- Aim:
Copy out each line that mentions the word "frac".

-- start of Dataset excerpts --

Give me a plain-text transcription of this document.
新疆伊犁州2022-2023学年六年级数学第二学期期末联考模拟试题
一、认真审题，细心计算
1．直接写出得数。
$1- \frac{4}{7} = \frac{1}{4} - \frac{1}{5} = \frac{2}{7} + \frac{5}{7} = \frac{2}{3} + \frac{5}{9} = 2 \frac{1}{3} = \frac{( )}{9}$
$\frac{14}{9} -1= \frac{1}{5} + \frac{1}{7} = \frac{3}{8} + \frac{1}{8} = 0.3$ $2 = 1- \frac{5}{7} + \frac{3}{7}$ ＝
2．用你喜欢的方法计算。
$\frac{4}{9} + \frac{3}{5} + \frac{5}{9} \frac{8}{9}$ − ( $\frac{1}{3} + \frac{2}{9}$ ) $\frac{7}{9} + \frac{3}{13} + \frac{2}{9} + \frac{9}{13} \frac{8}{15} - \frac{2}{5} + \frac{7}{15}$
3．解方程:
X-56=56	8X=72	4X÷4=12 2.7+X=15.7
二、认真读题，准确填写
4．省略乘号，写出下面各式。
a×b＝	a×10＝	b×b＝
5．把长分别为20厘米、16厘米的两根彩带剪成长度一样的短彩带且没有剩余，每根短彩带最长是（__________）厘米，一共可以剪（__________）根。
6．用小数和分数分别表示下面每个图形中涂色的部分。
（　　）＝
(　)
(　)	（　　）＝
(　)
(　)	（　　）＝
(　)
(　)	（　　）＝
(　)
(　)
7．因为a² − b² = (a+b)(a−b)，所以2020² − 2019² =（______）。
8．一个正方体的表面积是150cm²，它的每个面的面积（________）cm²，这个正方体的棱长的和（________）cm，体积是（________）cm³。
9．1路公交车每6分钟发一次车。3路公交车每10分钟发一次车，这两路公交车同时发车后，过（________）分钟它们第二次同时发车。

-- end of Dataset excerpts --

- Right answer:
$1- \frac{4}{7} = \frac{1}{4} - \frac{1}{5} = \frac{2}{7} + \frac{5}{7} = \frac{2}{3} + \frac{5}{9} = 2 \frac{1}{3} = \frac{( )}{9}$
$\frac{14}{9} -1= \frac{1}{5} + \frac{1}{7} = \frac{3}{8} + \frac{1}{8} = 0.3$ $2 = 1- \frac{5}{7} + \frac{3}{7}$ ＝
$\frac{4}{9} + \frac{3}{5} + \frac{5}{9} \frac{8}{9}$ − ( $\frac{1}{3} + \frac{2}{9}$ ) $\frac{7}{9} + \frac{3}{13} + \frac{2}{9} + \frac{9}{13} \frac{8}{15} - \frac{2}{5} + \frac{7}{15}$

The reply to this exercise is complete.